━━━ DOCUMENT TEXT ━━━

My concerns about Leela Zero current status and the way its

hydrogenpi7 · #1

Tl dr == Leela Zero has stalled. The dev (GCP) is stubborn and won't lower the gating and threatens to do things that will actually hurt the progress of the project. One week its "we will increase the amount of visits per move" and the next week its "we should lower the visits, etc", last month he himself proposed to lower the gating threshold from 55% to something lower, now he seems very adamant to be against it. He purports to have this do a "scientific experiement" but then goes about willing to almost accept a random network provided by some stranger on the Internet who had his friend train it... but then censors all talk about others trying to duplicate or replicate the work so that it can be proven to be legit. He said weeks and weeks ago that 10block days are done and we need to move to 20 block or something else larger but no action has been taken. Meanwhile we have stalled and gone almost weeks at a time without a new promotion but he is unable and unwilling to promote networks that are 54.94% (almost 55%) and basically happy to waste community computing time, all the while the number of clients are slowly but surely and steadily dropping... pretty soon at this rate this project will be dead in the water and unrecoverable by this time next month imho.

///

Long version:

https://github.com/gcp/leela-zero/issues/1113

https://user-images.githubusercontent.c ... aa9f63.png

I propose (as a parallel effort and side test) someone start a 40 block 256 filter net2net (or another 20 block 256 filter net2net) using the current 10 block net # 117 (b9639fe4) and backtraining the latest 1.5 Million games with many steps (games 4935001 to games 6435001 ) and backtrain those 1.5 million games and then as new official LZ games come out in the future (regardless of whether whatever network size it may be on/from by then) to continue training forwards with this newer/stronger net2net'd as opposed to the very old 6block #78#78, How to find Information about the new best network that the OP orginally trained from.

This will be tons stronger than any current 256/20 nets being tested and when the LZ official channell stalls, we can then at that point in time seemlessly switch over to this much more stronger and powerful and robust network and with the advent of multiugpu training support, we don't have to worry about the games training not catching up etc

edit update:

The issue at hand is very soon now the dev of LZ gcp will have to decide which network to up size to, be it a 15 block 192 filter, 20 block 128 filter or 20 block 256 filter. The days of staying on 10 block 128 filters are rapidly coming to a close.

Suffice it to say, the current 256f 20b contentders being tested were stemmed from a very old 6 block #78 that was net2net, and even so, they have not caught up with the current games, perpetually lagging about at least 1 million games behind.

As there is no multigpu support for the training code as of yet, and as the 3rd party guy who did the 256f 20b makeshift test net attested to having only 1x gtx 1080ti, he rightly stated that he is having trouble catching up with the new games and stated on github previously that he doesn't think he'll be able to catch up.

Once we switch over to the higher sized networks, assuming gcp decides to use this guys 256f 20b as the official net going forwards, it marks a splitting point in which it would be good to know if a brand new 20 block 256 filter could be bootstrapped via n2n with the last/final 10block (swa) and backtrained with the last 1.5 to 3 million games and then forward trained with the new games that are/will-be coming out in the future from here on out.

━━━ DATA EXCERPTS ━━━

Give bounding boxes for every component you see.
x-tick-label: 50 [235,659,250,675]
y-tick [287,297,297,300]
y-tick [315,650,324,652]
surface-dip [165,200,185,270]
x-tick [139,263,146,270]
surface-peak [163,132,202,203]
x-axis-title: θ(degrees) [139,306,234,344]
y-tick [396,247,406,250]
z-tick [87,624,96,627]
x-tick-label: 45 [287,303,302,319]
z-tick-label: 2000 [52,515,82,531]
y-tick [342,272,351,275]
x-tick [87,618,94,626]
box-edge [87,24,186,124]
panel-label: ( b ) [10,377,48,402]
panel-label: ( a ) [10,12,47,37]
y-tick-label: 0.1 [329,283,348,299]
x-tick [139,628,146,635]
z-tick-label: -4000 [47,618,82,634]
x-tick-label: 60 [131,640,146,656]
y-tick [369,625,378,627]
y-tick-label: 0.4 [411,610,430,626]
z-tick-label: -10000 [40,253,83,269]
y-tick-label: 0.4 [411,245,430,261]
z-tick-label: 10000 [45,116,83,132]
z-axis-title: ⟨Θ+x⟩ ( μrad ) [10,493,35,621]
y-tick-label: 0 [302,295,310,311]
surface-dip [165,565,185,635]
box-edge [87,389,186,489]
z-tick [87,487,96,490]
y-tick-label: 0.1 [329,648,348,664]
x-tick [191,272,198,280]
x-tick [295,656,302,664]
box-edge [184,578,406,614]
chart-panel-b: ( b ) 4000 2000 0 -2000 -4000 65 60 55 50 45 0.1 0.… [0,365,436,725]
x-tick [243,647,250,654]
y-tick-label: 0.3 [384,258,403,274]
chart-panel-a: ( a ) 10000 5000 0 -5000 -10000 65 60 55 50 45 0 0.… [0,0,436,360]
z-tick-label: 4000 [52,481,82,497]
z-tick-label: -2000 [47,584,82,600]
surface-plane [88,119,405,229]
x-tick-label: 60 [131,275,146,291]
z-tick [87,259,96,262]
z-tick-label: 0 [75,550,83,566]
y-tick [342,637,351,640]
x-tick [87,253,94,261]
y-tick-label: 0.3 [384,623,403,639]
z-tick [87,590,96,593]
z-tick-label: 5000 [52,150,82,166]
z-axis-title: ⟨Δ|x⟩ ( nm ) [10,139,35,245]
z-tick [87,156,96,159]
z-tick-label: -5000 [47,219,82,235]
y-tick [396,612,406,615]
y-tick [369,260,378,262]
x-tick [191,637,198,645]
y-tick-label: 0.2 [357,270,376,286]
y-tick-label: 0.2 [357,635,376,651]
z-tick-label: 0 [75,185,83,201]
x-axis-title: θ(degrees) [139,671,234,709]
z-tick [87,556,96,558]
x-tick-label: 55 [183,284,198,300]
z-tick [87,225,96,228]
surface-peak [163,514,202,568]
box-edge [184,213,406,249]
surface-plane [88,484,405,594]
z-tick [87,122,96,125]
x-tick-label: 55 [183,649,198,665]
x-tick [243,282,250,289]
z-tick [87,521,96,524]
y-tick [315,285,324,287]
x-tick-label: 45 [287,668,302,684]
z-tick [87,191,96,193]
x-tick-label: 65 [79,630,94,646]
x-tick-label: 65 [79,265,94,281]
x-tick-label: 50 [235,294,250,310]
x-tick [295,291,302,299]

━━━

» INSTRUCTIONS
**a.** Rewrite the paragraph of the Leela Zero post beginning "The issue at hand is very soon now" as a short bulleted list that keeps its main facts.
**b.** Does the Leela Zero post support each statement below? Answer yes or no for each, quoting the words that decide it.
(i) The developer himself once proposed lowering the gating threshold from 55%.
(ii) The third party who trained the 256-filter, 20-block test net has several GPUs.
(iii) The 256-filter, 20-block contenders were derived from network #117.

» TASK ANSWERS
**a.**
- The Leela Zero developer, gcp, will soon have to decide which network size to move up to.
- The options are 15 blocks with 192 filters, 20 blocks with 128 filters, or 20 blocks with 256 filters.
- The period of staying on 10 blocks with 128 filters is rapidly ending.

**b.**
(i) Yes: "last month he himself proposed to lower the gating threshold from 55% to something lower"
(ii) No: "attested to having only 1x gtx 1080ti"
(iii) No: "stemmed from a very old 6 block #78 that was net2net"